* **TASK DETAILS**
The listing below should be copied in full, word for word.

* **DATA ENTRIES**
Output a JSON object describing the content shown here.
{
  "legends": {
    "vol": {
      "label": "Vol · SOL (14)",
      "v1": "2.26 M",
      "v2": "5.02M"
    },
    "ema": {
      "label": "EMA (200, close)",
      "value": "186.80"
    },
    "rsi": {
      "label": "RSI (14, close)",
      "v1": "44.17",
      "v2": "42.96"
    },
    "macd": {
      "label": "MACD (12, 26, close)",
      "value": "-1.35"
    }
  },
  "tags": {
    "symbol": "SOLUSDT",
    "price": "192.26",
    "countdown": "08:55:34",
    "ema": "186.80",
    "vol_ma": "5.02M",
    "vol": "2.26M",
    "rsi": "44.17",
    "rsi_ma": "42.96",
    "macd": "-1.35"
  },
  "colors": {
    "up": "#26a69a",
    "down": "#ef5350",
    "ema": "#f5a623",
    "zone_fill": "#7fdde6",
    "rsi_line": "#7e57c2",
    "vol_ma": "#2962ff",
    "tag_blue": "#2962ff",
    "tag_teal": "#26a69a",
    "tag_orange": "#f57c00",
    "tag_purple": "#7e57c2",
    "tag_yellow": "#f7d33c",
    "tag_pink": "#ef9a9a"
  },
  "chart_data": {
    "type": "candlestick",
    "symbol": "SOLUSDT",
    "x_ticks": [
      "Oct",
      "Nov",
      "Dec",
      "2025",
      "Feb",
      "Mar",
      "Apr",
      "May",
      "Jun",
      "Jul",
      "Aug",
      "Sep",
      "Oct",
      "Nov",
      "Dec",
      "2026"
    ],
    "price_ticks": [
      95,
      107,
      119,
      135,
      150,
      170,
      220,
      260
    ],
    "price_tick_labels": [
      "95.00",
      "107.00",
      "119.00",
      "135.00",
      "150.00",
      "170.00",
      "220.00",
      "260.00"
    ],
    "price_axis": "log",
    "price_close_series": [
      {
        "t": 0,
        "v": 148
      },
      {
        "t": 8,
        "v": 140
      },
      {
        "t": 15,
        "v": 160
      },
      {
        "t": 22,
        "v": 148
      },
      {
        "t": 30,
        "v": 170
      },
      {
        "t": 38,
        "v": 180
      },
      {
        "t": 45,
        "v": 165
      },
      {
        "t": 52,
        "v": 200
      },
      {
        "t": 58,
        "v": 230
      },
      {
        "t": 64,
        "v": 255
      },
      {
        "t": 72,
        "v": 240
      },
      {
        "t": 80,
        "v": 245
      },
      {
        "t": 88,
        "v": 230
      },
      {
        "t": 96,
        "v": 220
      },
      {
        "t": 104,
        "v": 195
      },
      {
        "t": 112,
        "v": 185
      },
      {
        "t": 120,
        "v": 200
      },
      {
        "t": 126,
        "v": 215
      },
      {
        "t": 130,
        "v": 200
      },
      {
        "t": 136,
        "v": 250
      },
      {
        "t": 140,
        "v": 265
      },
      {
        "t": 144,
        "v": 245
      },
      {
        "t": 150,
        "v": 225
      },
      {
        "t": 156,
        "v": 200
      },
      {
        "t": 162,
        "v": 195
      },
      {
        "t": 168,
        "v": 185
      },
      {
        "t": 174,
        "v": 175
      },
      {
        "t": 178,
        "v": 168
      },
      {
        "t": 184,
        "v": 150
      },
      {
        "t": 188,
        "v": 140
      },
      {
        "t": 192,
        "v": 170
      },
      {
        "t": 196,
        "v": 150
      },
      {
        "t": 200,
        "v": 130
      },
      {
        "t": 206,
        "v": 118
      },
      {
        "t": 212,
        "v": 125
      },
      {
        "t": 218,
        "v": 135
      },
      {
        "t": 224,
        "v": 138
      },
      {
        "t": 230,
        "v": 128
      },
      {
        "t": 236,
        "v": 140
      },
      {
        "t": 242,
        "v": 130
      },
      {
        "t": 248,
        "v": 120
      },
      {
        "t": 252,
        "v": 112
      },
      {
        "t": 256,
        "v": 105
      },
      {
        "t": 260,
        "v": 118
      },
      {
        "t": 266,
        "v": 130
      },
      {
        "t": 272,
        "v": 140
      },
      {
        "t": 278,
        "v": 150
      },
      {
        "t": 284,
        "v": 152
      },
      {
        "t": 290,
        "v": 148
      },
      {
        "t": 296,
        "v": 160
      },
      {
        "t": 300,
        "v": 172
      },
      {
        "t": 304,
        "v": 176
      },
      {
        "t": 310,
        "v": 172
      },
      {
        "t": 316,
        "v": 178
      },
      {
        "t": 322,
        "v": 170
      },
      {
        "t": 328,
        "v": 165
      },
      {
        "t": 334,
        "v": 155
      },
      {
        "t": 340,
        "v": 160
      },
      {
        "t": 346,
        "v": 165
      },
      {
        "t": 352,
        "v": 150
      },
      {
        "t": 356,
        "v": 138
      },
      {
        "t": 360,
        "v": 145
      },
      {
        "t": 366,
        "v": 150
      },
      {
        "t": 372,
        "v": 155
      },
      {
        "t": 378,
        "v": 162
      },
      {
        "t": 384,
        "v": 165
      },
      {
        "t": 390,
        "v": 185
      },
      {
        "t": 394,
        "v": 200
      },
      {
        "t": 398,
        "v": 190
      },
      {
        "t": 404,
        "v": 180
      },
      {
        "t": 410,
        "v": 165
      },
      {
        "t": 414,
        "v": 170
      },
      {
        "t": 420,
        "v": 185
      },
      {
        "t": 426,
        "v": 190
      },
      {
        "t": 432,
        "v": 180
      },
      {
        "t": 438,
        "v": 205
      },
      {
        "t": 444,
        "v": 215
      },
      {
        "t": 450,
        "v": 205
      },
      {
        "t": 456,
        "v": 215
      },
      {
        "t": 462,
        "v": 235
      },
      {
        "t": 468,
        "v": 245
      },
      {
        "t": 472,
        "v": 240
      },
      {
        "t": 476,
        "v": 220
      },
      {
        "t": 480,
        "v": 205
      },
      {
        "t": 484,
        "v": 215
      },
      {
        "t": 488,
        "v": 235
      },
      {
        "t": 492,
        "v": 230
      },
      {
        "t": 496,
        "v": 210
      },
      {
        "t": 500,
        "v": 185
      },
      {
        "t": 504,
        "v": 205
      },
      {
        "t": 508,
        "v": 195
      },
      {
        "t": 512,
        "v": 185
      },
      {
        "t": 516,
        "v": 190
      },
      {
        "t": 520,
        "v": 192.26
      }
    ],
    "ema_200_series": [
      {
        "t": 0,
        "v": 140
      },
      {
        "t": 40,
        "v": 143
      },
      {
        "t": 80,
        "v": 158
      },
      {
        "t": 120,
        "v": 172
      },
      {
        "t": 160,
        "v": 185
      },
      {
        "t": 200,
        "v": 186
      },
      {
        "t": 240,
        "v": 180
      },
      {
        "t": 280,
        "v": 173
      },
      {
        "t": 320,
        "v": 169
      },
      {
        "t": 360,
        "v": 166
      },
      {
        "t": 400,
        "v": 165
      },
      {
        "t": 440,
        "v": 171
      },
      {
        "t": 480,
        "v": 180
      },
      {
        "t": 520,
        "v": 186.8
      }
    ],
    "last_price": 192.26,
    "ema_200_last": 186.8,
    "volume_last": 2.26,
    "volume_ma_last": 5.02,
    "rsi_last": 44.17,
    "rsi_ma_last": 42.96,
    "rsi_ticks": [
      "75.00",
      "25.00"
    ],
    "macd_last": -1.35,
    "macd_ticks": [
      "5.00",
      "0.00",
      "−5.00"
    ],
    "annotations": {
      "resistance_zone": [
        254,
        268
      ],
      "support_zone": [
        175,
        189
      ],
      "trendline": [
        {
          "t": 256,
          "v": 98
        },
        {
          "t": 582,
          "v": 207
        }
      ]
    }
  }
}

* **ANSWER IN FULL**
Output a JSON object describing the content shown here.
{
  "legends": {
    "vol": {
      "label": "Vol · SOL (14)",
      "v1": "2.26 M",
      "v2": "5.02M"
    },
    "ema": {
      "label": "EMA (200, close)",
      "value": "186.80"
    },
    "rsi": {
      "label": "RSI (14, close)",
      "v1": "44.17",
      "v2": "42.96"
    },
    "macd": {
      "label": "MACD (12, 26, close)",
      "value": "-1.35"
    }
  },
  "tags": {
    "symbol": "SOLUSDT",
    "price": "192.26",
    "countdown": "08:55:34",
    "ema": "186.80",
    "vol_ma": "5.02M",
    "vol": "2.26M",
    "rsi": "44.17",
    "rsi_ma": "42.96",
    "macd": "-1.35"
  },
  "colors": {
    "up": "#26a69a",
    "down": "#ef5350",
    "ema": "#f5a623",
    "zone_fill": "#7fdde6",
    "rsi_line": "#7e57c2",
    "vol_ma": "#2962ff",
    "tag_blue": "#2962ff",
    "tag_teal": "#26a69a",
    "tag_orange": "#f57c00",
    "tag_purple": "#7e57c2",
    "tag_yellow": "#f7d33c",
    "tag_pink": "#ef9a9a"
  },
  "chart_data": {
    "type": "candlestick",
    "symbol": "SOLUSDT",
    "x_ticks": [
      "Oct",
      "Nov",
      "Dec",
      "2025",
      "Feb",
      "Mar",
      "Apr",
      "May",
      "Jun",
      "Jul",
      "Aug",
      "Sep",
      "Oct",
      "Nov",
      "Dec",
      "2026"
    ],
    "price_ticks": [
      95,
      107,
      119,
      135,
      150,
      170,
      220,
      260
    ],
    "price_tick_labels": [
      "95.00",
      "107.00",
      "119.00",
      "135.00",
      "150.00",
      "170.00",
      "220.00",
      "260.00"
    ],
    "price_axis": "log",
    "price_close_series": [
      {
        "t": 0,
        "v": 148
      },
      {
        "t": 8,
        "v": 140
      },
      {
        "t": 15,
        "v": 160
      },
      {
        "t": 22,
        "v": 148
      },
      {
        "t": 30,
        "v": 170
      },
      {
        "t": 38,
        "v": 180
      },
      {
        "t": 45,
        "v": 165
      },
      {
        "t": 52,
        "v": 200
      },
      {
        "t": 58,
        "v": 230
      },
      {
        "t": 64,
        "v": 255
      },
      {
        "t": 72,
        "v": 240
      },
      {
        "t": 80,
        "v": 245
      },
      {
        "t": 88,
        "v": 230
      },
      {
        "t": 96,
        "v": 220
      },
      {
        "t": 104,
        "v": 195
      },
      {
        "t": 112,
        "v": 185
      },
      {
        "t": 120,
        "v": 200
      },
      {
        "t": 126,
        "v": 215
      },
      {
        "t": 130,
        "v": 200
      },
      {
        "t": 136,
        "v": 250
      },
      {
        "t": 140,
        "v": 265
      },
      {
        "t": 144,
        "v": 245
      },
      {
        "t": 150,
        "v": 225
      },
      {
        "t": 156,
        "v": 200
      },
      {
        "t": 162,
        "v": 195
      },
      {
        "t": 168,
        "v": 185
      },
      {
        "t": 174,
        "v": 175
      },
      {
        "t": 178,
        "v": 168
      },
      {
        "t": 184,
        "v": 150
      },
      {
        "t": 188,
        "v": 140
      },
      {
        "t": 192,
        "v": 170
      },
      {
        "t": 196,
        "v": 150
      },
      {
        "t": 200,
        "v": 130
      },
      {
        "t": 206,
        "v": 118
      },
      {
        "t": 212,
        "v": 125
      },
      {
        "t": 218,
        "v": 135
      },
      {
        "t": 224,
        "v": 138
      },
      {
        "t": 230,
        "v": 128
      },
      {
        "t": 236,
        "v": 140
      },
      {
        "t": 242,
        "v": 130
      },
      {
        "t": 248,
        "v": 120
      },
      {
        "t": 252,
        "v": 112
      },
      {
        "t": 256,
        "v": 105
      },
      {
        "t": 260,
        "v": 118
      },
      {
        "t": 266,
        "v": 130
      },
      {
        "t": 272,
        "v": 140
      },
      {
        "t": 278,
        "v": 150
      },
      {
        "t": 284,
        "v": 152
      },
      {
        "t": 290,
        "v": 148
      },
      {
        "t": 296,
        "v": 160
      },
      {
        "t": 300,
        "v": 172
      },
      {
        "t": 304,
        "v": 176
      },
      {
        "t": 310,
        "v": 172
      },
      {
        "t": 316,
        "v": 178
      },
      {
        "t": 322,
        "v": 170
      },
      {
        "t": 328,
        "v": 165
      },
      {
        "t": 334,
        "v": 155
      },
      {
        "t": 340,
        "v": 160
      },
      {
        "t": 346,
        "v": 165
      },
      {
        "t": 352,
        "v": 150
      },
      {
        "t": 356,
        "v": 138
      },
      {
        "t": 360,
        "v": 145
      },
      {
        "t": 366,
        "v": 150
      },
      {
        "t": 372,
        "v": 155
      },
      {
        "t": 378,
        "v": 162
      },
      {
        "t": 384,
        "v": 165
      },
      {
        "t": 390,
        "v": 185
      },
      {
        "t": 394,
        "v": 200
      },
      {
        "t": 398,
        "v": 190
      },
      {
        "t": 404,
        "v": 180
      },
      {
        "t": 410,
        "v": 165
      },
      {
        "t": 414,
        "v": 170
      },
      {
        "t": 420,
        "v": 185
      },
      {
        "t": 426,
        "v": 190
      },
      {
        "t": 432,
        "v": 180
      },
      {
        "t": 438,
        "v": 205
      },
      {
        "t": 444,
        "v": 215
      },
      {
        "t": 450,
        "v": 205
      },
      {
        "t": 456,
        "v": 215
      },
      {
        "t": 462,
        "v": 235
      },
      {
        "t": 468,
        "v": 245
      },
      {
        "t": 472,
        "v": 240
      },
      {
        "t": 476,
        "v": 220
      },
      {
        "t": 480,
        "v": 205
      },
      {
        "t": 484,
        "v": 215
      },
      {
        "t": 488,
        "v": 235
      },
      {
        "t": 492,
        "v": 230
      },
      {
        "t": 496,
        "v": 210
      },
      {
        "t": 500,
        "v": 185
      },
      {
        "t": 504,
        "v": 205
      },
      {
        "t": 508,
        "v": 195
      },
      {
        "t": 512,
        "v": 185
      },
      {
        "t": 516,
        "v": 190
      },
      {
        "t": 520,
        "v": 192.26
      }
    ],
    "ema_200_series": [
      {
        "t": 0,
        "v": 140
      },
      {
        "t": 40,
        "v": 143
      },
      {
        "t": 80,
        "v": 158
      },
      {
        "t": 120,
        "v": 172
      },
      {
        "t": 160,
        "v": 185
      },
      {
        "t": 200,
        "v": 186
      },
      {
        "t": 240,
        "v": 180
      },
      {
        "t": 280,
        "v": 173
      },
      {
        "t": 320,
        "v": 169
      },
      {
        "t": 360,
        "v": 166
      },
      {
        "t": 400,
        "v": 165
      },
      {
        "t": 440,
        "v": 171
      },
      {
        "t": 480,
        "v": 180
      },
      {
        "t": 520,
        "v": 186.8
      }
    ],
    "last_price": 192.26,
    "ema_200_last": 186.8,
    "volume_last": 2.26,
    "volume_ma_last": 5.02,
    "rsi_last": 44.17,
    "rsi_ma_last": 42.96,
    "rsi_ticks": [
      "75.00",
      "25.00"
    ],
    "macd_last": -1.35,
    "macd_ticks": [
      "5.00",
      "0.00",
      "−5.00"
    ],
    "annotations": {
      "resistance_zone": [
        254,
        268
      ],
      "support_zone": [
        175,
        189
      ],
      "trendline": [
        {
          "t": 256,
          "v": 98
        },
        {
          "t": 582,
          "v": 207
        }
      ]
    }
  }
}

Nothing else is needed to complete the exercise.